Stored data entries

__________________________________________________

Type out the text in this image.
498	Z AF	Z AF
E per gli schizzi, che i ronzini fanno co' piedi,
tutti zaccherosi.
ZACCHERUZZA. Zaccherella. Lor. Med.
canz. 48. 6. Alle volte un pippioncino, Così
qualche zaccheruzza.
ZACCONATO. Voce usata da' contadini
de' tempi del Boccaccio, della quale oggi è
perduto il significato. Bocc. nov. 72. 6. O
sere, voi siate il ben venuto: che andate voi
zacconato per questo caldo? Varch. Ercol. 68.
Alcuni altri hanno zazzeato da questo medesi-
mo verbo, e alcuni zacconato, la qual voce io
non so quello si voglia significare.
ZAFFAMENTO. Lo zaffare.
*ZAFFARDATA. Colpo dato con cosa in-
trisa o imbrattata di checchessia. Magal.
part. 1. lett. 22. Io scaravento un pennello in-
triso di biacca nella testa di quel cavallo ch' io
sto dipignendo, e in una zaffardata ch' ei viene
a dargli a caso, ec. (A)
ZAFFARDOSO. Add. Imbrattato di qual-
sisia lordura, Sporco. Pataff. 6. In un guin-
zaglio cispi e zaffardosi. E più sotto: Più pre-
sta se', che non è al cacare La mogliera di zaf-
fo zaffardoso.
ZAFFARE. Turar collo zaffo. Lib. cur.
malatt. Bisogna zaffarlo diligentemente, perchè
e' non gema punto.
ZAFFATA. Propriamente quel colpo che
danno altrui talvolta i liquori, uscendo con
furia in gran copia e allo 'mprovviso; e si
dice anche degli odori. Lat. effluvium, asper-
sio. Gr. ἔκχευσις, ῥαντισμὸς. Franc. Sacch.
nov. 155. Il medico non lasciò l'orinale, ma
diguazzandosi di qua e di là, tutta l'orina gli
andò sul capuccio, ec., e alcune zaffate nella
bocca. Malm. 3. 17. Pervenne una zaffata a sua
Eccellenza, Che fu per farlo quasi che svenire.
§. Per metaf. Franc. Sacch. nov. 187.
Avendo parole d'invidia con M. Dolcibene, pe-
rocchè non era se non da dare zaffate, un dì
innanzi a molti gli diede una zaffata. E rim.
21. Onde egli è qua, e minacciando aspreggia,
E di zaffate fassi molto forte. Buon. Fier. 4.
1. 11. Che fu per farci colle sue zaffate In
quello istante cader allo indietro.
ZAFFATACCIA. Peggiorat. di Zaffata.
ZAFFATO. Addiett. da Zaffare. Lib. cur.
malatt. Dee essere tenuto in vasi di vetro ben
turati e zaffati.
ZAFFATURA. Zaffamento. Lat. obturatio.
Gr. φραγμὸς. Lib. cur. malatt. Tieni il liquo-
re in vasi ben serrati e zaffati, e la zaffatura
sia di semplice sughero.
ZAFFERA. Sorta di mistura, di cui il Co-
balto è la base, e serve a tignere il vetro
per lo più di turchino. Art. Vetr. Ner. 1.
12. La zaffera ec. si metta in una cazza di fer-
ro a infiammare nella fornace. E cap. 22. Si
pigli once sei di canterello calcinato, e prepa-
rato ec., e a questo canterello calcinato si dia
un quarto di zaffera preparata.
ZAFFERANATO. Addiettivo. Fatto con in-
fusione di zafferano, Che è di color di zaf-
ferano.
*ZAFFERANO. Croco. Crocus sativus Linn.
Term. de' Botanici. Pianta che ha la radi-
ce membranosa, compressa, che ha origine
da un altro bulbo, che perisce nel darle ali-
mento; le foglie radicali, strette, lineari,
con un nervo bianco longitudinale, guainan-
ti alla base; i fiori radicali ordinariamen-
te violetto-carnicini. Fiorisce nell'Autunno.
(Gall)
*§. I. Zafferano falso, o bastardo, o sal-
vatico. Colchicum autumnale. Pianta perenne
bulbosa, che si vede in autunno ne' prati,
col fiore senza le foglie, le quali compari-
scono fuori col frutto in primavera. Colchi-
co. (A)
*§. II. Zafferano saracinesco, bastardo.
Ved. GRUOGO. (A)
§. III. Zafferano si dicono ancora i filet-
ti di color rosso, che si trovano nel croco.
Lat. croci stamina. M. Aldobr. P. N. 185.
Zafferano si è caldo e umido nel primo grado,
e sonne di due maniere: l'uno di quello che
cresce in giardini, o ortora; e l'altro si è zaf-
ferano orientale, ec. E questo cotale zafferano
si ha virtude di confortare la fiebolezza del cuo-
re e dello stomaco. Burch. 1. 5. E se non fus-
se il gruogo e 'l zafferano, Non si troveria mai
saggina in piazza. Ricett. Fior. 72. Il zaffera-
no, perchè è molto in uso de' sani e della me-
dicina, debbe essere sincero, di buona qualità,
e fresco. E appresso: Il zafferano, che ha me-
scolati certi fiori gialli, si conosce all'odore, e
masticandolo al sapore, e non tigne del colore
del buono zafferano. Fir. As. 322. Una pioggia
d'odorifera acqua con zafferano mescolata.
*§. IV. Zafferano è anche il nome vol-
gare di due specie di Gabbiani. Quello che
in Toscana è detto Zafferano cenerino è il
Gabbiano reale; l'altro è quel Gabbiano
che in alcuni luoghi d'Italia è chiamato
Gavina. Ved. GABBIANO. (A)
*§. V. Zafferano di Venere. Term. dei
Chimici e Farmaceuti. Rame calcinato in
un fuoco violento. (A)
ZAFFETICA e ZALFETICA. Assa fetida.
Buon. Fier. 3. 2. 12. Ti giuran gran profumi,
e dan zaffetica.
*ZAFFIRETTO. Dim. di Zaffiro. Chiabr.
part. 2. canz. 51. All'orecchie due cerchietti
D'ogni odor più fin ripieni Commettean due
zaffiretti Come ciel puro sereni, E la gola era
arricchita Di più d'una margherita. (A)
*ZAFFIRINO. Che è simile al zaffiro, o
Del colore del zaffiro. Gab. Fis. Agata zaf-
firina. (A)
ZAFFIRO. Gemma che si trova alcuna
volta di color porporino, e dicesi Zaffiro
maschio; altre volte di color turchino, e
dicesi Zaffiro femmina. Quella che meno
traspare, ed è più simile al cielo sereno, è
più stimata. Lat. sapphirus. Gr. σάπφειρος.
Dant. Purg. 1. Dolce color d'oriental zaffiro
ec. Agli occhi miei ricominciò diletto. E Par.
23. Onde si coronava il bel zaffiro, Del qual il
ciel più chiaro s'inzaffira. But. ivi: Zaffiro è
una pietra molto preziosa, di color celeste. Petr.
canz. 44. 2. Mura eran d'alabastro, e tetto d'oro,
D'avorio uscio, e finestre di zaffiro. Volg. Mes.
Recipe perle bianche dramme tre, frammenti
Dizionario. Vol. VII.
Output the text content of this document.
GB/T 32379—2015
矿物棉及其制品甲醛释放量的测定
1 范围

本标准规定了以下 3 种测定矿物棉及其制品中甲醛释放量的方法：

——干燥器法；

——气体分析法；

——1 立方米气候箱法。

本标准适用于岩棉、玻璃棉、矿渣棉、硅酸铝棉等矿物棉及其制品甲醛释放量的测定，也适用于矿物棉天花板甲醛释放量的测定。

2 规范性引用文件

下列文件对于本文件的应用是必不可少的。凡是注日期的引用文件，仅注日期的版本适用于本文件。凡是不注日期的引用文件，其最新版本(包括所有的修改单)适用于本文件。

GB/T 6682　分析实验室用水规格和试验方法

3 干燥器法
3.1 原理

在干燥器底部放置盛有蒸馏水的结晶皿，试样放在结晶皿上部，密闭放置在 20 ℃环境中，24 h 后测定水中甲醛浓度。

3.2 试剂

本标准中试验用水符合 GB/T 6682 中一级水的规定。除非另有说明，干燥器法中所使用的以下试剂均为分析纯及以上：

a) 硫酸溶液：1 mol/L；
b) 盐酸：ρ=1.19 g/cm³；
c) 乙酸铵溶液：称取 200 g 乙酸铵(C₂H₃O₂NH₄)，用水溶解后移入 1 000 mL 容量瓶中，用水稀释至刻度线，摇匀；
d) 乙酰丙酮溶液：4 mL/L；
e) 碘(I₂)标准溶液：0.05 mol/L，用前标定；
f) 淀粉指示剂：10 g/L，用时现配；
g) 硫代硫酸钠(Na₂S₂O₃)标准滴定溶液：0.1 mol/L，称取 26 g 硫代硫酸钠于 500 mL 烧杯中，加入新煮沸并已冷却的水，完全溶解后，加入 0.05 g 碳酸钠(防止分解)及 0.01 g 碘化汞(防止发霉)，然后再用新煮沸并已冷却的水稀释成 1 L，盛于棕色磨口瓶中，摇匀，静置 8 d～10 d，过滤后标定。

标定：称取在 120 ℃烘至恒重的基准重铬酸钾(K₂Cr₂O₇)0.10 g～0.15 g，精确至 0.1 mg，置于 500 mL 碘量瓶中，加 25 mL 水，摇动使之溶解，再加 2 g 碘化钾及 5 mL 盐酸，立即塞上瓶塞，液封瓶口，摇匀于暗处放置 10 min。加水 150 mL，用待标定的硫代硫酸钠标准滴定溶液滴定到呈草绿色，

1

__________________________________________________

» **What the task requires**: Scan the material above. Copy each line where "altro" occurs.

» **Output of the exercise**:
da un altro bulbo, che perisce nel darle ali-
cresce in giardini, o ortora; e l'altro si è zaf-
Gabbiano reale; l'altro è quel Gabbiano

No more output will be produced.